>> Start

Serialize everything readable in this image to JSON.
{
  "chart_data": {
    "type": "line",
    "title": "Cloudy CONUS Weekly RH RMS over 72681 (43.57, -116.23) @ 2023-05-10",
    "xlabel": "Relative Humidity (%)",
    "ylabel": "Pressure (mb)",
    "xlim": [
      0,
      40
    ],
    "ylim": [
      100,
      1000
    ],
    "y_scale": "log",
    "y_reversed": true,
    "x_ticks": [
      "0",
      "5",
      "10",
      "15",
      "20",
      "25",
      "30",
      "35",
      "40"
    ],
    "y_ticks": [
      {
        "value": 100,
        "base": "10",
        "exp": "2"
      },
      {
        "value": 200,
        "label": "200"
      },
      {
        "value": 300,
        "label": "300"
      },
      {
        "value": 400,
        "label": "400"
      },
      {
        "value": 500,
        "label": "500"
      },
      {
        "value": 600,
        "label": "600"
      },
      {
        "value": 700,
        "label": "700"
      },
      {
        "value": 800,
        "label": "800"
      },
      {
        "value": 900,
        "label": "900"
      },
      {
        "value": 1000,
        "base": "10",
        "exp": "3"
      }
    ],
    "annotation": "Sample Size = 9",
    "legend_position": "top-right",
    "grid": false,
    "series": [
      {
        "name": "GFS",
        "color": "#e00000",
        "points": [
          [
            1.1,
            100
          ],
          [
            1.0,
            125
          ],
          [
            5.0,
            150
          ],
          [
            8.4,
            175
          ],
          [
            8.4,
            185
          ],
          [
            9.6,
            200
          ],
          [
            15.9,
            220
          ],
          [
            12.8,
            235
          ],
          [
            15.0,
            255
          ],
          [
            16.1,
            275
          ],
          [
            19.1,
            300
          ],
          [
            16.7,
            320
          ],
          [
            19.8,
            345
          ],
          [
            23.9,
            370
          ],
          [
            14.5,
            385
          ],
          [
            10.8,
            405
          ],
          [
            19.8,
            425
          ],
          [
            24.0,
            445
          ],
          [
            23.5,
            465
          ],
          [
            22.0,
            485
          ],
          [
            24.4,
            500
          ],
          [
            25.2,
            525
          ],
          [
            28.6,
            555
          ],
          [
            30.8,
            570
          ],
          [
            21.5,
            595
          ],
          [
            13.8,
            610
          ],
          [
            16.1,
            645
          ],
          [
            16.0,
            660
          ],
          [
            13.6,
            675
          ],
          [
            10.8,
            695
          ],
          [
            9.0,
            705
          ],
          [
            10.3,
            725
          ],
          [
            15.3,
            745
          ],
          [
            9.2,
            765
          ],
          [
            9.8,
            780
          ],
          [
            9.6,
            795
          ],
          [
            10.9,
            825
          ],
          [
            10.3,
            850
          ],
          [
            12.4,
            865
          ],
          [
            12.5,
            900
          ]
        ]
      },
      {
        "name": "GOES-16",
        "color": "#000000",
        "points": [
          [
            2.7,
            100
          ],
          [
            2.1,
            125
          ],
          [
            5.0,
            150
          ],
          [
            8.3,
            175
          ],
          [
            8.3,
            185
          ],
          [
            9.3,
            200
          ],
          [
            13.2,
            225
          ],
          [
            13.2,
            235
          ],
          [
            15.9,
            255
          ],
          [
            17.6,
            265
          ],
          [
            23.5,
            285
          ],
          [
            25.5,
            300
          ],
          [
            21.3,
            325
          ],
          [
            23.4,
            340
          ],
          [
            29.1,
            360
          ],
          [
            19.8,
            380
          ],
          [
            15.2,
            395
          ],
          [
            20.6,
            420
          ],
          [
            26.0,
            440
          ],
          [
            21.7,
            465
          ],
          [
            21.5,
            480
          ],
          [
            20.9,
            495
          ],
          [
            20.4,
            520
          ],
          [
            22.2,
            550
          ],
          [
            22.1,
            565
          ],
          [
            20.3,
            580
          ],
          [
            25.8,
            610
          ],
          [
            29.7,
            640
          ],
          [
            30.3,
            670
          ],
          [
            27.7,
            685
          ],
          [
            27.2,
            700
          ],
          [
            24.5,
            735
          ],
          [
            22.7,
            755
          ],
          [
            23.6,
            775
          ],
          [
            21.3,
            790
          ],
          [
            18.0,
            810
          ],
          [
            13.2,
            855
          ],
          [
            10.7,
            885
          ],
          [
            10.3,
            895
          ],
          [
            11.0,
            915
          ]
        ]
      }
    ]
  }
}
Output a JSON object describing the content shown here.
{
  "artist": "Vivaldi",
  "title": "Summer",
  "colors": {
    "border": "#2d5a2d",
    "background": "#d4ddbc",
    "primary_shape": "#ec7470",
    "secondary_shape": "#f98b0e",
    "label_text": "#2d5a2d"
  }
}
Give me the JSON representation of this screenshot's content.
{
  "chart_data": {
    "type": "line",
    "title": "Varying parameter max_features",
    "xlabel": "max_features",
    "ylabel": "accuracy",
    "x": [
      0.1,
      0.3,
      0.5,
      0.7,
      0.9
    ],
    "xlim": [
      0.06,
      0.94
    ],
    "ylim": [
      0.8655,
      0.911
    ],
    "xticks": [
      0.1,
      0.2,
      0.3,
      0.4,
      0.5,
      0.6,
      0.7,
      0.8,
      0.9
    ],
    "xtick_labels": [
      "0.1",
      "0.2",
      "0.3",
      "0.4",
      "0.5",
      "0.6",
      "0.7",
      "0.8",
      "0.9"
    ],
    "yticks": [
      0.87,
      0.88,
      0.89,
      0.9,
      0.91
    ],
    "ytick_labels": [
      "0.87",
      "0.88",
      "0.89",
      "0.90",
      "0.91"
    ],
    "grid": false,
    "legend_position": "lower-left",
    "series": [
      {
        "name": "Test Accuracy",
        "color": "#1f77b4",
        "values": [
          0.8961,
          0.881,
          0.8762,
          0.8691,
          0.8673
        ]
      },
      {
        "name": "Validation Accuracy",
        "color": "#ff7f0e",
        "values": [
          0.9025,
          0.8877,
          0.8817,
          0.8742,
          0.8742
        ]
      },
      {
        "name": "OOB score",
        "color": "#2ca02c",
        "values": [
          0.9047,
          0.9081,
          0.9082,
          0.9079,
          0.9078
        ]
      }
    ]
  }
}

>> End

- Requirements
All entries shown above should be printed again exactly.

- Task output
Serialize everything readable in this image to JSON.
{
  "chart_data": {
    "type": "line",
    "title": "Cloudy CONUS Weekly RH RMS over 72681 (43.57, -116.23) @ 2023-05-10",
    "xlabel": "Relative Humidity (%)",
    "ylabel": "Pressure (mb)",
    "xlim": [
      0,
      40
    ],
    "ylim": [
      100,
      1000
    ],
    "y_scale": "log",
    "y_reversed": true,
    "x_ticks": [
      "0",
      "5",
      "10",
      "15",
      "20",
      "25",
      "30",
      "35",
      "40"
    ],
    "y_ticks": [
      {
        "value": 100,
        "base": "10",
        "exp": "2"
      },
      {
        "value": 200,
        "label": "200"
      },
      {
        "value": 300,
        "label": "300"
      },
      {
        "value": 400,
        "label": "400"
      },
      {
        "value": 500,
        "label": "500"
      },
      {
        "value": 600,
        "label": "600"
      },
      {
        "value": 700,
        "label": "700"
      },
      {
        "value": 800,
        "label": "800"
      },
      {
        "value": 900,
        "label": "900"
      },
      {
        "value": 1000,
        "base": "10",
        "exp": "3"
      }
    ],
    "annotation": "Sample Size = 9",
    "legend_position": "top-right",
    "grid": false,
    "series": [
      {
        "name": "GFS",
        "color": "#e00000",
        "points": [
          [
            1.1,
            100
          ],
          [
            1.0,
            125
          ],
          [
            5.0,
            150
          ],
          [
            8.4,
            175
          ],
          [
            8.4,
            185
          ],
          [
            9.6,
            200
          ],
          [
            15.9,
            220
          ],
          [
            12.8,
            235
          ],
          [
            15.0,
            255
          ],
          [
            16.1,
            275
          ],
          [
            19.1,
            300
          ],
          [
            16.7,
            320
          ],
          [
            19.8,
            345
          ],
          [
            23.9,
            370
          ],
          [
            14.5,
            385
          ],
          [
            10.8,
            405
          ],
          [
            19.8,
            425
          ],
          [
            24.0,
            445
          ],
          [
            23.5,
            465
          ],
          [
            22.0,
            485
          ],
          [
            24.4,
            500
          ],
          [
            25.2,
            525
          ],
          [
            28.6,
            555
          ],
          [
            30.8,
            570
          ],
          [
            21.5,
            595
          ],
          [
            13.8,
            610
          ],
          [
            16.1,
            645
          ],
          [
            16.0,
            660
          ],
          [
            13.6,
            675
          ],
          [
            10.8,
            695
          ],
          [
            9.0,
            705
          ],
          [
            10.3,
            725
          ],
          [
            15.3,
            745
          ],
          [
            9.2,
            765
          ],
          [
            9.8,
            780
          ],
          [
            9.6,
            795
          ],
          [
            10.9,
            825
          ],
          [
            10.3,
            850
          ],
          [
            12.4,
            865
          ],
          [
            12.5,
            900
          ]
        ]
      },
      {
        "name": "GOES-16",
        "color": "#000000",
        "points": [
          [
            2.7,
            100
          ],
          [
            2.1,
            125
          ],
          [
            5.0,
            150
          ],
          [
            8.3,
            175
          ],
          [
            8.3,
            185
          ],
          [
            9.3,
            200
          ],
          [
            13.2,
            225
          ],
          [
            13.2,
            235
          ],
          [
            15.9,
            255
          ],
          [
            17.6,
            265
          ],
          [
            23.5,
            285
          ],
          [
            25.5,
            300
          ],
          [
            21.3,
            325
          ],
          [
            23.4,
            340
          ],
          [
            29.1,
            360
          ],
          [
            19.8,
            380
          ],
          [
            15.2,
            395
          ],
          [
            20.6,
            420
          ],
          [
            26.0,
            440
          ],
          [
            21.7,
            465
          ],
          [
            21.5,
            480
          ],
          [
            20.9,
            495
          ],
          [
            20.4,
            520
          ],
          [
            22.2,
            550
          ],
          [
            22.1,
            565
          ],
          [
            20.3,
            580
          ],
          [
            25.8,
            610
          ],
          [
            29.7,
            640
          ],
          [
            30.3,
            670
          ],
          [
            27.7,
            685
          ],
          [
            27.2,
            700
          ],
          [
            24.5,
            735
          ],
          [
            22.7,
            755
          ],
          [
            23.6,
            775
          ],
          [
            21.3,
            790
          ],
          [
            18.0,
            810
          ],
          [
            13.2,
            855
          ],
          [
            10.7,
            885
          ],
          [
            10.3,
            895
          ],
          [
            11.0,
            915
          ]
        ]
      }
    ]
  }
}
Output a JSON object describing the content shown here.
{
  "artist": "Vivaldi",
  "title": "Summer",
  "colors": {
    "border": "#2d5a2d",
    "background": "#d4ddbc",
    "primary_shape": "#ec7470",
    "secondary_shape": "#f98b0e",
    "label_text": "#2d5a2d"
  }
}
Give me the JSON representation of this screenshot's content.
{
  "chart_data": {
    "type": "line",
    "title": "Varying parameter max_features",
    "xlabel": "max_features",
    "ylabel": "accuracy",
    "x": [
      0.1,
      0.3,
      0.5,
      0.7,
      0.9
    ],
    "xlim": [
      0.06,
      0.94
    ],
    "ylim": [
      0.8655,
      0.911
    ],
    "xticks": [
      0.1,
      0.2,
      0.3,
      0.4,
      0.5,
      0.6,
      0.7,
      0.8,
      0.9
    ],
    "xtick_labels": [
      "0.1",
      "0.2",
      "0.3",
      "0.4",
      "0.5",
      "0.6",
      "0.7",
      "0.8",
      "0.9"
    ],
    "yticks": [
      0.87,
      0.88,
      0.89,
      0.9,
      0.91
    ],
    "ytick_labels": [
      "0.87",
      "0.88",
      "0.89",
      "0.90",
      "0.91"
    ],
    "grid": false,
    "legend_position": "lower-left",
    "series": [
      {
        "name": "Test Accuracy",
        "color": "#1f77b4",
        "values": [
          0.8961,
          0.881,
          0.8762,
          0.8691,
          0.8673
        ]
      },
      {
        "name": "Validation Accuracy",
        "color": "#ff7f0e",
        "values": [
          0.9025,
          0.8877,
          0.8817,
          0.8742,
          0.8742
        ]
      },
      {
        "name": "OOB score",
        "color": "#2ca02c",
        "values": [
          0.9047,
          0.9081,
          0.9082,
          0.9079,
          0.9078
        ]
      }
    ]
  }
}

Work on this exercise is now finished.